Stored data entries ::

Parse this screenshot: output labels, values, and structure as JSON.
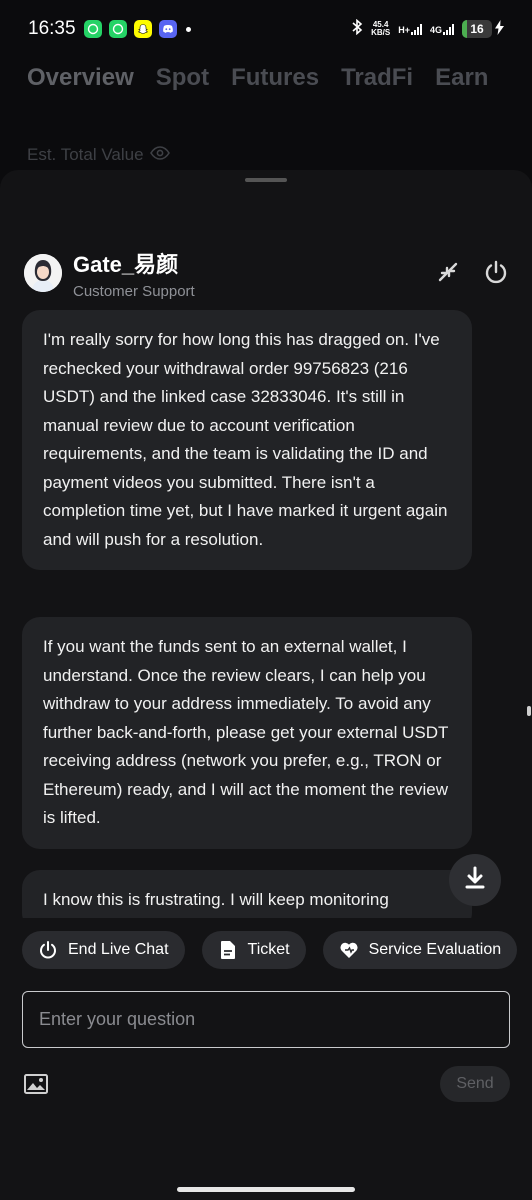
{
  "status_bar": {
    "time": "16:35",
    "net_speed_value": "45.4",
    "net_speed_unit": "KB/S",
    "network_1": "H+",
    "network_2": "4G",
    "battery": "16",
    "battery_level_percent": 16
  },
  "background": {
    "tabs": [
      "Overview",
      "Spot",
      "Futures",
      "TradFi",
      "Earn"
    ],
    "active_tab": "Overview",
    "est_label": "Est. Total Value"
  },
  "chat_header": {
    "agent_name": "Gate_易颜",
    "agent_role": "Customer Support",
    "minimize_icon": "collapse-icon",
    "power_icon": "power-icon"
  },
  "messages": [
    {
      "text": "I'm really sorry for how long this has dragged on. I've rechecked your withdrawal order 99756823 (216 USDT) and the linked case 32833046. It's still in manual review due to account verification requirements, and the team is validating the ID and payment videos you submitted. There isn't a completion time yet, but I have marked it urgent again and will push for a resolution."
    },
    {
      "text": "If you want the funds sent to an external wallet, I understand. Once the review clears, I can help you withdraw to your address immediately. To avoid any further back-and-forth, please get your external USDT receiving address (network you prefer, e.g., TRON or Ethereum) ready, and I will act the moment the review is lifted."
    },
    {
      "text": "I know this is frustrating. I will keep monitoring"
    }
  ],
  "quick_actions": [
    {
      "label": "End Live Chat",
      "icon": "power-icon"
    },
    {
      "label": "Ticket",
      "icon": "document-icon"
    },
    {
      "label": "Service Evaluation",
      "icon": "heart-icon"
    }
  ],
  "composer": {
    "placeholder": "Enter your question",
    "value": "",
    "send_label": "Send",
    "image_icon": "image-icon"
  },
  "colors": {
    "background": "#0b0b0d",
    "sheet": "#131315",
    "bubble": "#222326",
    "chip": "#2a2b2f"
  }
}
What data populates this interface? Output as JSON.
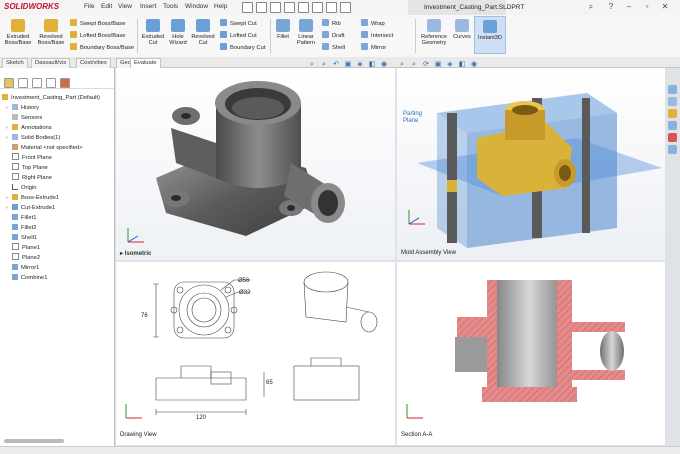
{
  "app": {
    "brand": "SOLIDWORKS",
    "document_title": "Investment_Casting_Part.SLDPRT"
  },
  "menu": [
    "File",
    "Edit",
    "View",
    "Insert",
    "Tools",
    "Window",
    "Help"
  ],
  "ribbon": {
    "extruded_boss": "Extruded\nBoss/Base",
    "revolved_boss": "Revolved\nBoss/Base",
    "swept_boss": "Swept Boss/Base",
    "lofted_boss": "Lofted Boss/Base",
    "boundary_boss": "Boundary Boss/Base",
    "extruded_cut": "Extruded\nCut",
    "hole_wizard": "Hole\nWizard",
    "revolved_cut": "Revolved\nCut",
    "swept_cut": "Swept Cut",
    "lofted_cut": "Lofted Cut",
    "boundary_cut": "Boundary Cut",
    "fillet": "Fillet",
    "linear_pattern": "Linear\nPattern",
    "rib": "Rib",
    "draft": "Draft",
    "shell": "Shell",
    "wrap": "Wrap",
    "intersect": "Intersect",
    "mirror": "Mirror",
    "reference_geometry": "Reference\nGeometry",
    "curves": "Curves",
    "instant3d": "Instant3D"
  },
  "command_tabs": [
    "Sketch",
    "Dassault/vis",
    "Cost/vities",
    "Gec",
    "Evaluate"
  ],
  "tree": {
    "root": "Investment_Casting_Part  (Default)",
    "items": [
      "History",
      "Sensors",
      "Annotations",
      "Solid Bodies(1)",
      "Material <not specified>",
      "Front Plane",
      "Top Plane",
      "Right Plane",
      "Origin",
      "Boss-Extrude1",
      "Cut-Extrude1",
      "Fillet1",
      "Fillet2",
      "Shell1",
      "Plane1",
      "Plane2",
      "Mirror1",
      "Combine1"
    ]
  },
  "viewports": {
    "isometric": "Isometric",
    "mold": "Mold Assembly View",
    "drawing": "Drawing View",
    "section": "Section A-A"
  },
  "annotations": {
    "parting_plane": "Parting\nPlane",
    "dim_d56": "Ø56",
    "dim_d32": "Ø32",
    "dim_76": "76",
    "dim_120": "120",
    "dim_65": "65"
  },
  "colors": {
    "brand_red": "#c8102e",
    "mold_blue": "#3c7fd6",
    "brass": "#d9b23a",
    "section_hatch": "#e58a8a"
  }
}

What to work on :: Keep the pictures out of the copy and write out the data exactly as it stands.

Reply ::
Parse this screenshot: output labels, values, and structure as JSON.
{
  "status_bar": {
    "time": "16:35",
    "net_speed_value": "45.4",
    "net_speed_unit": "KB/S",
    "network_1": "H+",
    "network_2": "4G",
    "battery": "16",
    "battery_level_percent": 16
  },
  "background": {
    "tabs": [
      "Overview",
      "Spot",
      "Futures",
      "TradFi",
      "Earn"
    ],
    "active_tab": "Overview",
    "est_label": "Est. Total Value"
  },
  "chat_header": {
    "agent_name": "Gate_易颜",
    "agent_role": "Customer Support",
    "minimize_icon": "collapse-icon",
    "power_icon": "power-icon"
  },
  "messages": [
    {
      "text": "I'm really sorry for how long this has dragged on. I've rechecked your withdrawal order 99756823 (216 USDT) and the linked case 32833046. It's still in manual review due to account verification requirements, and the team is validating the ID and payment videos you submitted. There isn't a completion time yet, but I have marked it urgent again and will push for a resolution."
    },
    {
      "text": "If you want the funds sent to an external wallet, I understand. Once the review clears, I can help you withdraw to your address immediately. To avoid any further back-and-forth, please get your external USDT receiving address (network you prefer, e.g., TRON or Ethereum) ready, and I will act the moment the review is lifted."
    },
    {
      "text": "I know this is frustrating. I will keep monitoring"
    }
  ],
  "quick_actions": [
    {
      "label": "End Live Chat",
      "icon": "power-icon"
    },
    {
      "label": "Ticket",
      "icon": "document-icon"
    },
    {
      "label": "Service Evaluation",
      "icon": "heart-icon"
    }
  ],
  "composer": {
    "placeholder": "Enter your question",
    "value": "",
    "send_label": "Send",
    "image_icon": "image-icon"
  },
  "colors": {
    "background": "#0b0b0d",
    "sheet": "#131315",
    "bubble": "#222326",
    "chip": "#2a2b2f"
  }
}
What data populates this interface? Output as JSON.
{
  "app": {
    "brand": "SOLIDWORKS",
    "document_title": "Investment_Casting_Part.SLDPRT"
  },
  "menu": [
    "File",
    "Edit",
    "View",
    "Insert",
    "Tools",
    "Window",
    "Help"
  ],
  "ribbon": {
    "extruded_boss": "Extruded\nBoss/Base",
    "revolved_boss": "Revolved\nBoss/Base",
    "swept_boss": "Swept Boss/Base",
    "lofted_boss": "Lofted Boss/Base",
    "boundary_boss": "Boundary Boss/Base",
    "extruded_cut": "Extruded\nCut",
    "hole_wizard": "Hole\nWizard",
    "revolved_cut": "Revolved\nCut",
    "swept_cut": "Swept Cut",
    "lofted_cut": "Lofted Cut",
    "boundary_cut": "Boundary Cut",
    "fillet": "Fillet",
    "linear_pattern": "Linear\nPattern",
    "rib": "Rib",
    "draft": "Draft",
    "shell": "Shell",
    "wrap": "Wrap",
    "intersect": "Intersect",
    "mirror": "Mirror",
    "reference_geometry": "Reference\nGeometry",
    "curves": "Curves",
    "instant3d": "Instant3D"
  },
  "command_tabs": [
    "Sketch",
    "Dassault/vis",
    "Cost/vities",
    "Gec",
    "Evaluate"
  ],
  "tree": {
    "root": "Investment_Casting_Part  (Default)",
    "items": [
      "History",
      "Sensors",
      "Annotations",
      "Solid Bodies(1)",
      "Material <not specified>",
      "Front Plane",
      "Top Plane",
      "Right Plane",
      "Origin",
      "Boss-Extrude1",
      "Cut-Extrude1",
      "Fillet1",
      "Fillet2",
      "Shell1",
      "Plane1",
      "Plane2",
      "Mirror1",
      "Combine1"
    ]
  },
  "viewports": {
    "isometric": "Isometric",
    "mold": "Mold Assembly View",
    "drawing": "Drawing View",
    "section": "Section A-A"
  },
  "annotations": {
    "parting_plane": "Parting\nPlane",
    "dim_d56": "Ø56",
    "dim_d32": "Ø32",
    "dim_76": "76",
    "dim_120": "120",
    "dim_65": "65"
  },
  "colors": {
    "brand_red": "#c8102e",
    "mold_blue": "#3c7fd6",
    "brass": "#d9b23a",
    "section_hatch": "#e58a8a"
  }
}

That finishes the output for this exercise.